What the exercise asks:
Below is a block of records. Copy every line in it that contains the word "icon".

(Stored data)

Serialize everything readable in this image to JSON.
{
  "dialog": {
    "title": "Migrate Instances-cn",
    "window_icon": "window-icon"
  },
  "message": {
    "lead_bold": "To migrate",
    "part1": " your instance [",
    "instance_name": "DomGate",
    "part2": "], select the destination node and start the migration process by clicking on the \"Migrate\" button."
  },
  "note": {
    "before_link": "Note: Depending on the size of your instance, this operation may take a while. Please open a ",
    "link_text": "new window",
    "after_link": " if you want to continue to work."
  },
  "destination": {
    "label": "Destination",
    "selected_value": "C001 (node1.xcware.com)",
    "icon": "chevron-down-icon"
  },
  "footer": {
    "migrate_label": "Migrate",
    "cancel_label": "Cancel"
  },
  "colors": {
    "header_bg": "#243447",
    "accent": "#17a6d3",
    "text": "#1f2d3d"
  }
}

Reply to the task:
    "window_icon": "window-icon"
    "icon": "chevron-down-icon"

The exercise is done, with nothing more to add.